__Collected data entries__
▶

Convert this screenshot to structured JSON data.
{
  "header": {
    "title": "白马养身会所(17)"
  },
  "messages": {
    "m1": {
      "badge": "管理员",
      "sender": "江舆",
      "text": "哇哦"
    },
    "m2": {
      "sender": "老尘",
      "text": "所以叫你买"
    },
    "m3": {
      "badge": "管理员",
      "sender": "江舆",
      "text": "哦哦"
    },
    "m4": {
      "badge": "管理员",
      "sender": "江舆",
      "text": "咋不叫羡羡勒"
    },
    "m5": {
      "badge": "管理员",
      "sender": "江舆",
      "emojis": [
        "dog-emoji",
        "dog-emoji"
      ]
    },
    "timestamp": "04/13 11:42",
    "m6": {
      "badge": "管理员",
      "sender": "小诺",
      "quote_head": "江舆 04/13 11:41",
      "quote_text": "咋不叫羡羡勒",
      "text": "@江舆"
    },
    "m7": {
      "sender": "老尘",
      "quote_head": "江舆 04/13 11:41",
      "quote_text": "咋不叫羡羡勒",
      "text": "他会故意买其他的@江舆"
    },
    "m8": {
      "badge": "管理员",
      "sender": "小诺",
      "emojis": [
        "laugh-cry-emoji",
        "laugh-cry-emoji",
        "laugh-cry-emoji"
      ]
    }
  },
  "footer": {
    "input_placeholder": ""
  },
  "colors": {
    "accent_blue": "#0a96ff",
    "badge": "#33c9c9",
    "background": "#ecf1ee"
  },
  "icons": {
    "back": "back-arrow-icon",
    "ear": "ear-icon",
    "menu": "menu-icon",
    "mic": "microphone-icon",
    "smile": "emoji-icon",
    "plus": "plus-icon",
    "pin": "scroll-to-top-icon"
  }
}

◀

Nothing should be left out: return all of the records exactly.

Convert this screenshot to structured JSON data.
{
  "header": {
    "title": "白马养身会所(17)"
  },
  "messages": {
    "m1": {
      "badge": "管理员",
      "sender": "江舆",
      "text": "哇哦"
    },
    "m2": {
      "sender": "老尘",
      "text": "所以叫你买"
    },
    "m3": {
      "badge": "管理员",
      "sender": "江舆",
      "text": "哦哦"
    },
    "m4": {
      "badge": "管理员",
      "sender": "江舆",
      "text": "咋不叫羡羡勒"
    },
    "m5": {
      "badge": "管理员",
      "sender": "江舆",
      "emojis": [
        "dog-emoji",
        "dog-emoji"
      ]
    },
    "timestamp": "04/13 11:42",
    "m6": {
      "badge": "管理员",
      "sender": "小诺",
      "quote_head": "江舆 04/13 11:41",
      "quote_text": "咋不叫羡羡勒",
      "text": "@江舆"
    },
    "m7": {
      "sender": "老尘",
      "quote_head": "江舆 04/13 11:41",
      "quote_text": "咋不叫羡羡勒",
      "text": "他会故意买其他的@江舆"
    },
    "m8": {
      "badge": "管理员",
      "sender": "小诺",
      "emojis": [
        "laugh-cry-emoji",
        "laugh-cry-emoji",
        "laugh-cry-emoji"
      ]
    }
  },
  "footer": {
    "input_placeholder": ""
  },
  "colors": {
    "accent_blue": "#0a96ff",
    "badge": "#33c9c9",
    "background": "#ecf1ee"
  },
  "icons": {
    "back": "back-arrow-icon",
    "ear": "ear-icon",
    "menu": "menu-icon",
    "mic": "microphone-icon",
    "smile": "emoji-icon",
    "plus": "plus-icon",
    "pin": "scroll-to-top-icon"
  }
}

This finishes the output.